■ **YOUR OBJECTIVE**:
Only the pictures are omitted; repeat all other data exactly.

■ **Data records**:
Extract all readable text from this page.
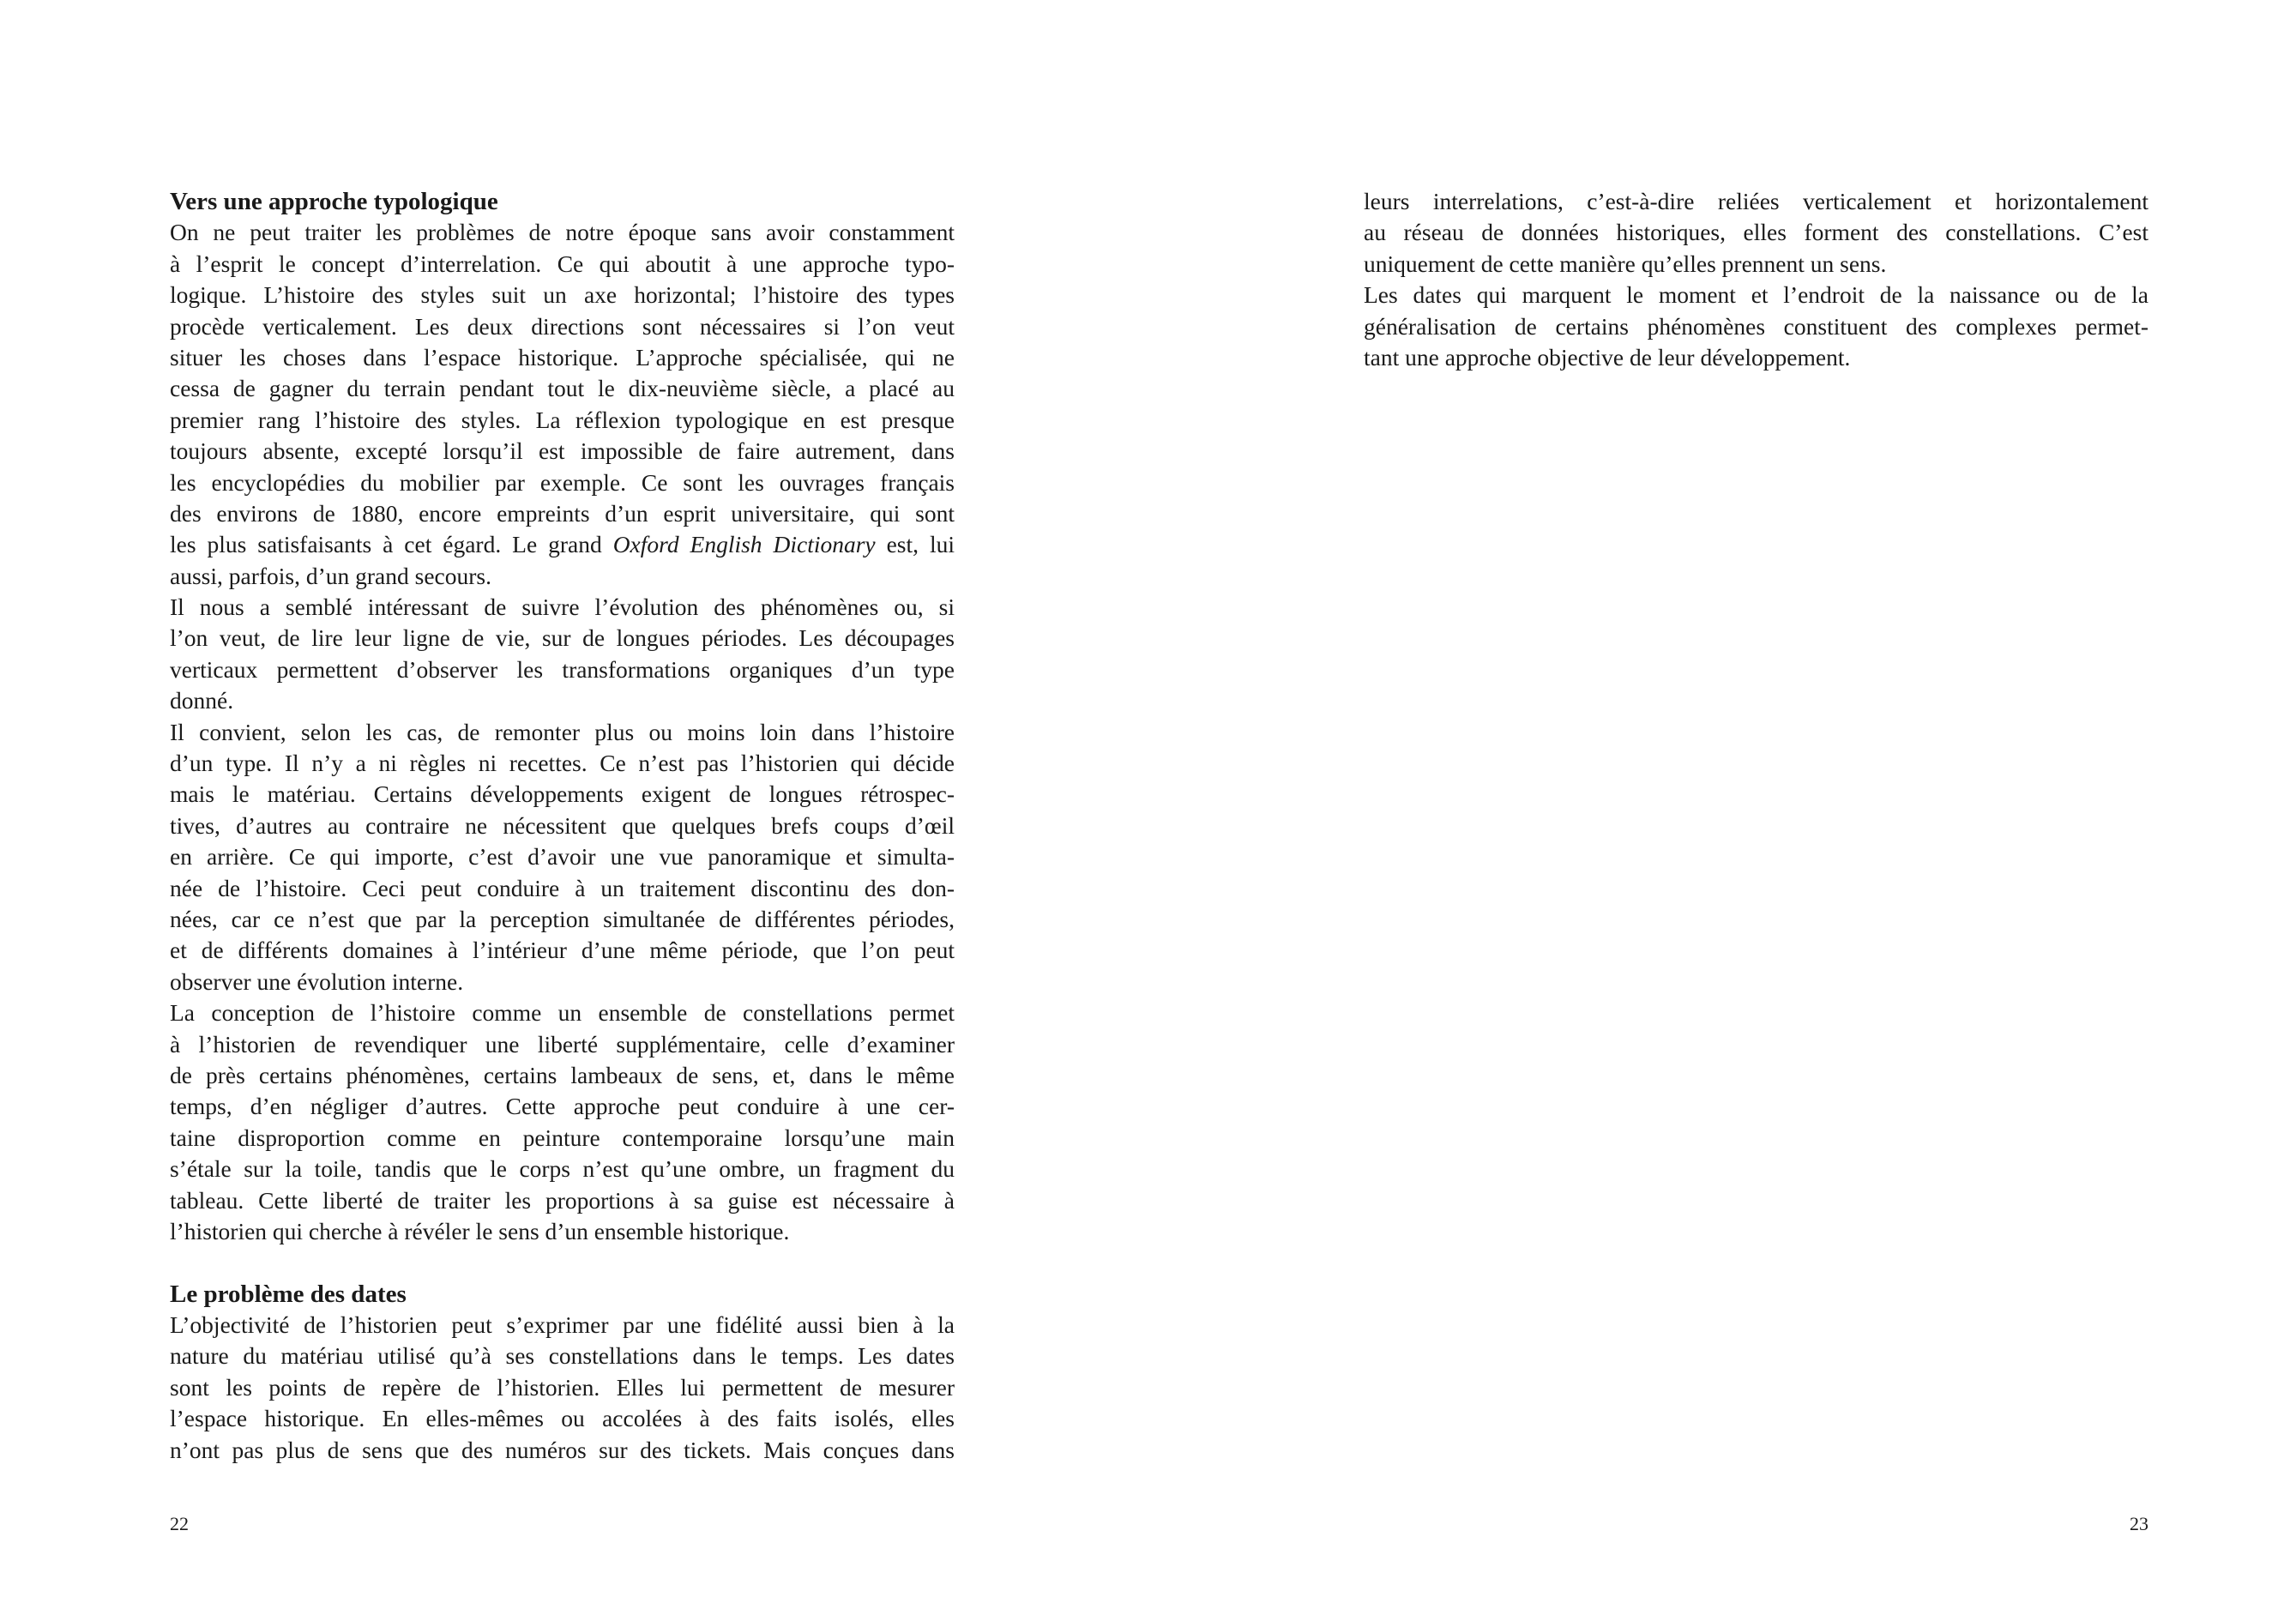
Vers une approche typologique
On ne peut traiter les problèmes de notre époque sans avoir constamment
à l’esprit le concept d’interrelation. Ce qui aboutit à une approche typo-
logique. L’histoire des styles suit un axe horizontal; l’histoire des types
procède verticalement. Les deux directions sont nécessaires si l’on veut
situer les choses dans l’espace historique. L’approche spécialisée, qui ne
cessa de gagner du terrain pendant tout le dix-neuvième siècle, a placé au
premier rang l’histoire des styles. La réflexion typologique en est presque
toujours absente, excepté lorsqu’il est impossible de faire autrement, dans
les encyclopédies du mobilier par exemple. Ce sont les ouvrages français
des environs de 1880, encore empreints d’un esprit universitaire, qui sont
les plus satisfaisants à cet égard. Le grand Oxford English Dictionary est, lui
aussi, parfois, d’un grand secours.
Il nous a semblé intéressant de suivre l’évolution des phénomènes ou, si
l’on veut, de lire leur ligne de vie, sur de longues périodes. Les découpages
verticaux permettent d’observer les transformations organiques d’un type
donné.
Il convient, selon les cas, de remonter plus ou moins loin dans l’histoire
d’un type. Il n’y a ni règles ni recettes. Ce n’est pas l’historien qui décide
mais le matériau. Certains développements exigent de longues rétrospec-
tives, d’autres au contraire ne nécessitent que quelques brefs coups d’œil
en arrière. Ce qui importe, c’est d’avoir une vue panoramique et simulta-
née de l’histoire. Ceci peut conduire à un traitement discontinu des don-
nées, car ce n’est que par la perception simultanée de différentes périodes,
et de différents domaines à l’intérieur d’une même période, que l’on peut
observer une évolution interne.
La conception de l’histoire comme un ensemble de constellations permet
à l’historien de revendiquer une liberté supplémentaire, celle d’examiner
de près certains phénomènes, certains lambeaux de sens, et, dans le même
temps, d’en négliger d’autres. Cette approche peut conduire à une cer-
taine disproportion comme en peinture contemporaine lorsqu’une main
s’étale sur la toile, tandis que le corps n’est qu’une ombre, un fragment du
tableau. Cette liberté de traiter les proportions à sa guise est nécessaire à
l’historien qui cherche à révéler le sens d’un ensemble historique.
Le problème des dates
L’objectivité de l’historien peut s’exprimer par une fidélité aussi bien à la
nature du matériau utilisé qu’à ses constellations dans le temps. Les dates
sont les points de repère de l’historien. Elles lui permettent de mesurer
l’espace historique. En elles-mêmes ou accolées à des faits isolés, elles
n’ont pas plus de sens que des numéros sur des tickets. Mais conçues dans
leurs interrelations, c’est-à-dire reliées verticalement et horizontalement
au réseau de données historiques, elles forment des constellations. C’est
uniquement de cette manière qu’elles prennent un sens.
Les dates qui marquent le moment et l’endroit de la naissance ou de la
généralisation de certains phénomènes constituent des complexes permet-
tant une approche objective de leur développement.
22	23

■ **RESULT FOR THIS TASK**:
Extract all readable text from this page.
Vers une approche typologique
On ne peut traiter les problèmes de notre époque sans avoir constamment
à l’esprit le concept d’interrelation. Ce qui aboutit à une approche typo-
logique. L’histoire des styles suit un axe horizontal; l’histoire des types
procède verticalement. Les deux directions sont nécessaires si l’on veut
situer les choses dans l’espace historique. L’approche spécialisée, qui ne
cessa de gagner du terrain pendant tout le dix-neuvième siècle, a placé au
premier rang l’histoire des styles. La réflexion typologique en est presque
toujours absente, excepté lorsqu’il est impossible de faire autrement, dans
les encyclopédies du mobilier par exemple. Ce sont les ouvrages français
des environs de 1880, encore empreints d’un esprit universitaire, qui sont
les plus satisfaisants à cet égard. Le grand Oxford English Dictionary est, lui
aussi, parfois, d’un grand secours.
Il nous a semblé intéressant de suivre l’évolution des phénomènes ou, si
l’on veut, de lire leur ligne de vie, sur de longues périodes. Les découpages
verticaux permettent d’observer les transformations organiques d’un type
donné.
Il convient, selon les cas, de remonter plus ou moins loin dans l’histoire
d’un type. Il n’y a ni règles ni recettes. Ce n’est pas l’historien qui décide
mais le matériau. Certains développements exigent de longues rétrospec-
tives, d’autres au contraire ne nécessitent que quelques brefs coups d’œil
en arrière. Ce qui importe, c’est d’avoir une vue panoramique et simulta-
née de l’histoire. Ceci peut conduire à un traitement discontinu des don-
nées, car ce n’est que par la perception simultanée de différentes périodes,
et de différents domaines à l’intérieur d’une même période, que l’on peut
observer une évolution interne.
La conception de l’histoire comme un ensemble de constellations permet
à l’historien de revendiquer une liberté supplémentaire, celle d’examiner
de près certains phénomènes, certains lambeaux de sens, et, dans le même
temps, d’en négliger d’autres. Cette approche peut conduire à une cer-
taine disproportion comme en peinture contemporaine lorsqu’une main
s’étale sur la toile, tandis que le corps n’est qu’une ombre, un fragment du
tableau. Cette liberté de traiter les proportions à sa guise est nécessaire à
l’historien qui cherche à révéler le sens d’un ensemble historique.
Le problème des dates
L’objectivité de l’historien peut s’exprimer par une fidélité aussi bien à la
nature du matériau utilisé qu’à ses constellations dans le temps. Les dates
sont les points de repère de l’historien. Elles lui permettent de mesurer
l’espace historique. En elles-mêmes ou accolées à des faits isolés, elles
n’ont pas plus de sens que des numéros sur des tickets. Mais conçues dans
leurs interrelations, c’est-à-dire reliées verticalement et horizontalement
au réseau de données historiques, elles forment des constellations. C’est
uniquement de cette manière qu’elles prennent un sens.
Les dates qui marquent le moment et l’endroit de la naissance ou de la
généralisation de certains phénomènes constituent des complexes permet-
tant une approche objective de leur développement.
22	23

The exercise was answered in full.